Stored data
════════════════════

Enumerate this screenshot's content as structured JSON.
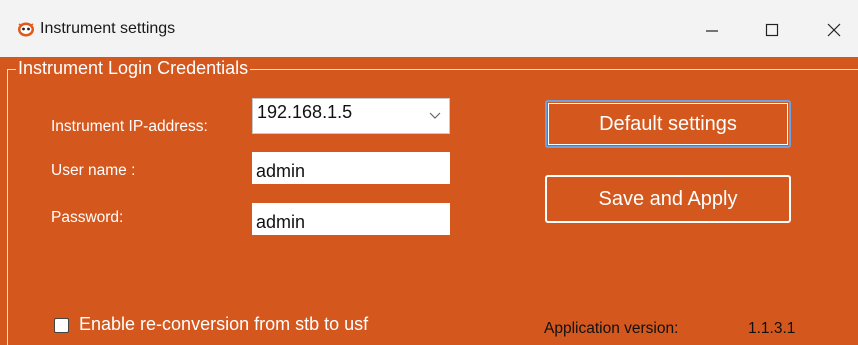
{
  "window": {
    "title": "Instrument settings",
    "icon": "app-logo-icon",
    "controls": [
      "minimize-icon",
      "maximize-icon",
      "close-icon"
    ]
  },
  "group": {
    "title": "Instrument Login Credentials"
  },
  "form": {
    "ip_label": "Instrument IP-address:",
    "ip_value": "192.168.1.5",
    "user_label": "User name :",
    "user_value": "admin",
    "password_label": "Password:",
    "password_value": "admin"
  },
  "buttons": {
    "default_label": "Default settings",
    "save_label": "Save and Apply"
  },
  "options": {
    "reconversion_label": "Enable re-conversion from stb to usf",
    "reconversion_checked": false
  },
  "footer": {
    "version_label": "Application version:",
    "version_value": "1.1.3.1"
  },
  "colors": {
    "background": "#d4571d",
    "titlebar": "#f3f3f3",
    "text": "#ffffff",
    "focus_border": "#6da1e0"
  }
}
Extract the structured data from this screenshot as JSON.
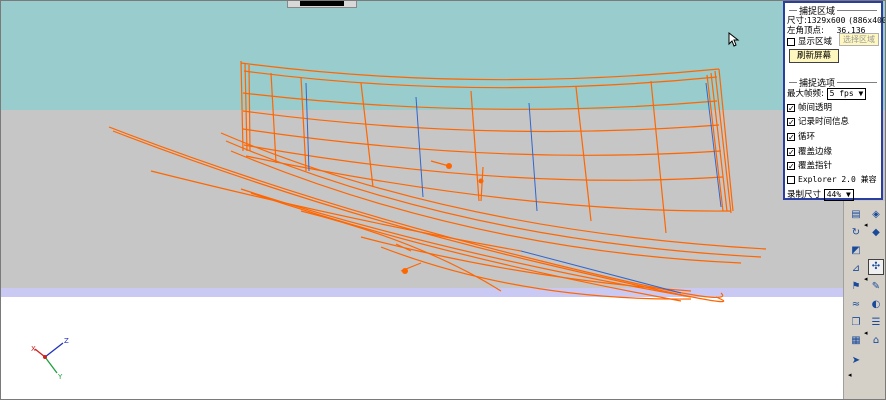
{
  "capture_panel": {
    "region_group_title": "捕捉区域",
    "size_label": "尺寸:",
    "size_value": "1329x600",
    "size_extra": "(886x400)",
    "top_left_label": "左角顶点:",
    "top_left_value": "36,136",
    "show_region_label": "显示区域",
    "show_region_checked": false,
    "select_region_button": "选择区域",
    "refresh_button": "刷新屏幕",
    "options_group_title": "捕捉选项",
    "max_fps_label": "最大帧频:",
    "max_fps_value": "5 fps",
    "options": [
      {
        "label": "帧间透明",
        "checked": true
      },
      {
        "label": "记录时间信息",
        "checked": true
      },
      {
        "label": "循环",
        "checked": true
      },
      {
        "label": "覆盖边缘",
        "checked": true
      },
      {
        "label": "覆盖指针",
        "checked": true
      },
      {
        "label": "Explorer 2.0 兼容",
        "checked": false
      }
    ],
    "record_size_label": "录制尺寸",
    "record_size_value": "44%"
  },
  "axes_gizmo": {
    "z": "Z",
    "x": "X",
    "y": "Y"
  },
  "colors": {
    "sky": "#99cccc",
    "ground": "#c6c6c6",
    "horizon": "#c9c9f4",
    "wireframe": "#ff6600",
    "wireframe_blue": "#3366cc",
    "panel_border": "#2a3fa0"
  },
  "toolbar_icons": [
    "view-icon",
    "layers-icon",
    "rotate-icon",
    "cube-icon",
    "eraser-icon",
    "select-point-icon",
    "measure-icon",
    "flag-icon",
    "wave-icon",
    "paint-icon",
    "copy-icon",
    "pen-icon",
    "stack-icon",
    "grid-icon",
    "tag-icon",
    "arrow-icon"
  ]
}
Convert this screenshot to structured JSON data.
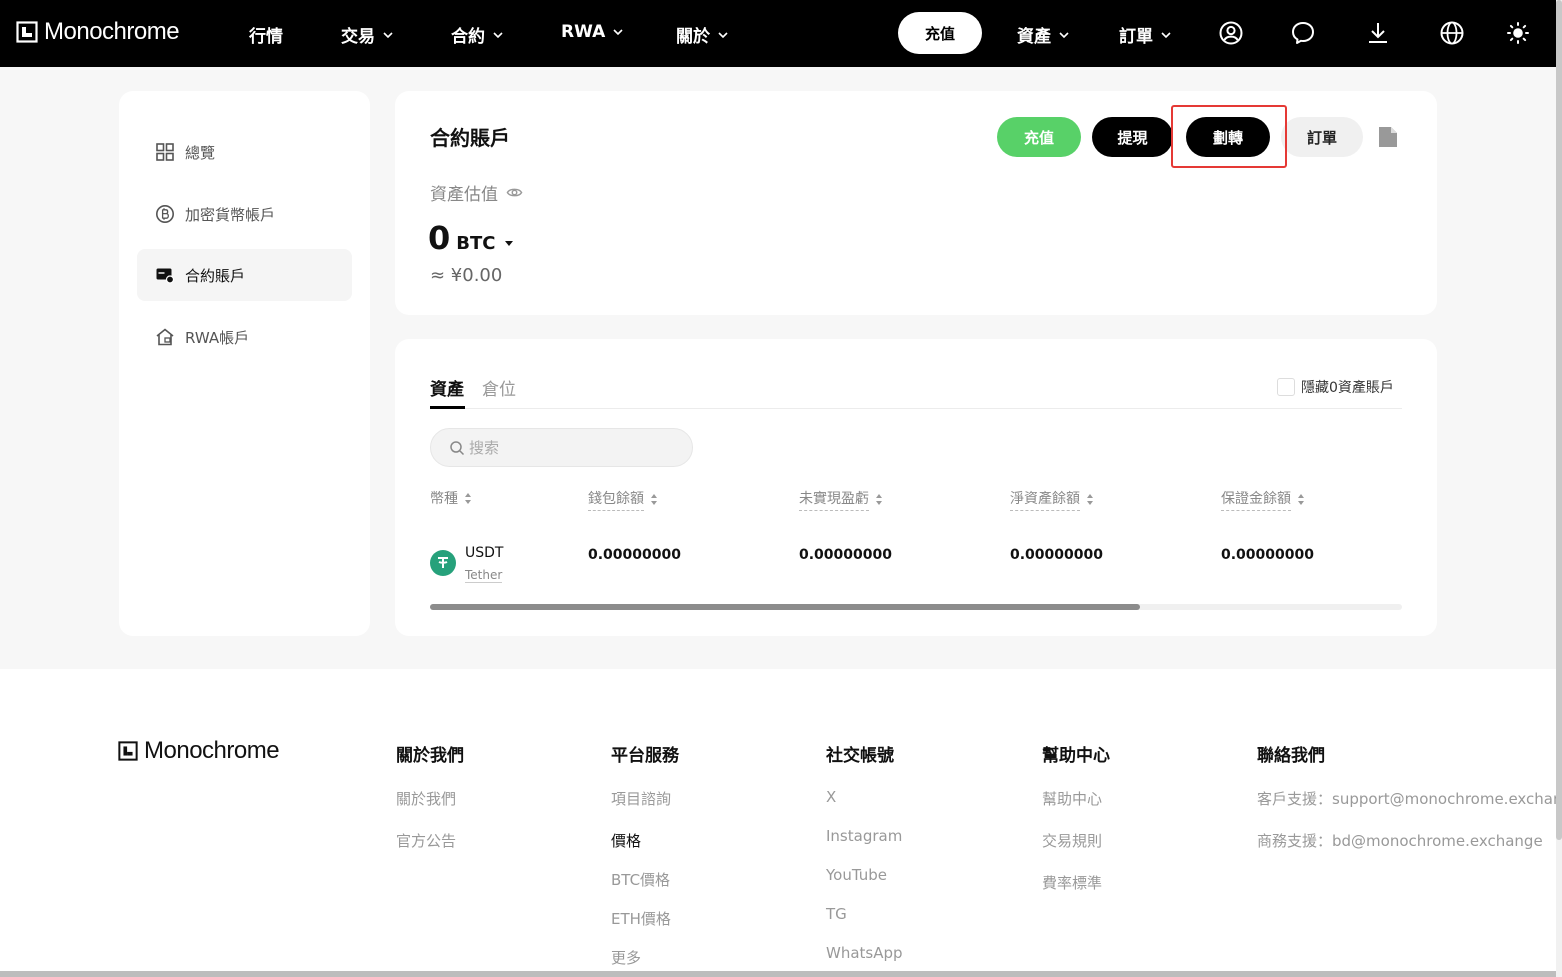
{
  "nav": {
    "brand": "Monochrome",
    "items": [
      {
        "label": "行情",
        "has_menu": false
      },
      {
        "label": "交易",
        "has_menu": true
      },
      {
        "label": "合約",
        "has_menu": true
      },
      {
        "label": "RWA",
        "has_menu": true
      },
      {
        "label": "關於",
        "has_menu": true
      }
    ],
    "deposit": "充值",
    "assets": "資產",
    "orders": "訂單",
    "icons": [
      "user-icon",
      "chat-icon",
      "download-icon",
      "globe-icon",
      "sun-icon"
    ]
  },
  "sidebar": {
    "items": [
      {
        "label": "總覽",
        "icon": "grid-icon"
      },
      {
        "label": "加密貨幣帳戶",
        "icon": "bitcoin-icon"
      },
      {
        "label": "合約賬戶",
        "icon": "wallet-icon",
        "active": true
      },
      {
        "label": "RWA帳戶",
        "icon": "house-icon"
      }
    ]
  },
  "summary": {
    "title": "合約賬戶",
    "est_label": "資產估值",
    "amount": "0",
    "unit": "BTC",
    "fiat": "≈ ¥0.00",
    "buttons": {
      "deposit": "充值",
      "withdraw": "提現",
      "transfer": "劃轉",
      "orders": "訂單"
    }
  },
  "assets": {
    "tabs": [
      "資產",
      "倉位"
    ],
    "hide_zero": "隱藏0資產賬戶",
    "search_placeholder": "搜索",
    "columns": [
      "幣種",
      "錢包餘額",
      "未實現盈虧",
      "淨資產餘額",
      "保證金餘額"
    ],
    "rows": [
      {
        "symbol": "USDT",
        "name": "Tether",
        "wallet": "0.00000000",
        "unrealized": "0.00000000",
        "net": "0.00000000",
        "margin": "0.00000000"
      }
    ],
    "scroll_fraction": 0.73
  },
  "footer": {
    "brand": "Monochrome",
    "about": {
      "head": "關於我們",
      "links": [
        "關於我們",
        "官方公告"
      ]
    },
    "platform": {
      "head": "平台服務",
      "links": [
        "項目諮詢"
      ],
      "sub_head": "價格",
      "sub_links": [
        "BTC價格",
        "ETH價格",
        "更多"
      ]
    },
    "social": {
      "head": "社交帳號",
      "links": [
        "X",
        "Instagram",
        "YouTube",
        "TG",
        "WhatsApp"
      ]
    },
    "help": {
      "head": "幫助中心",
      "links": [
        "幫助中心",
        "交易規則",
        "費率標準"
      ]
    },
    "contact": {
      "head": "聯絡我們",
      "links": [
        "客戶支援：support@monochrome.exchange",
        "商務支援：bd@monochrome.exchange"
      ]
    }
  },
  "colors": {
    "accent_green": "#58d168",
    "highlight_red": "#e53935",
    "tether_green": "#26a17b"
  }
}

════════════════════

● **YOUR GOAL**: Search the lines above for the string "JSON", then show every one that has it.

● **COMPLETE ANSWER**:
Enumerate this screenshot's content as structured JSON.
Extract the structured data from this screenshot as JSON.
Convert this screenshot to structured JSON data.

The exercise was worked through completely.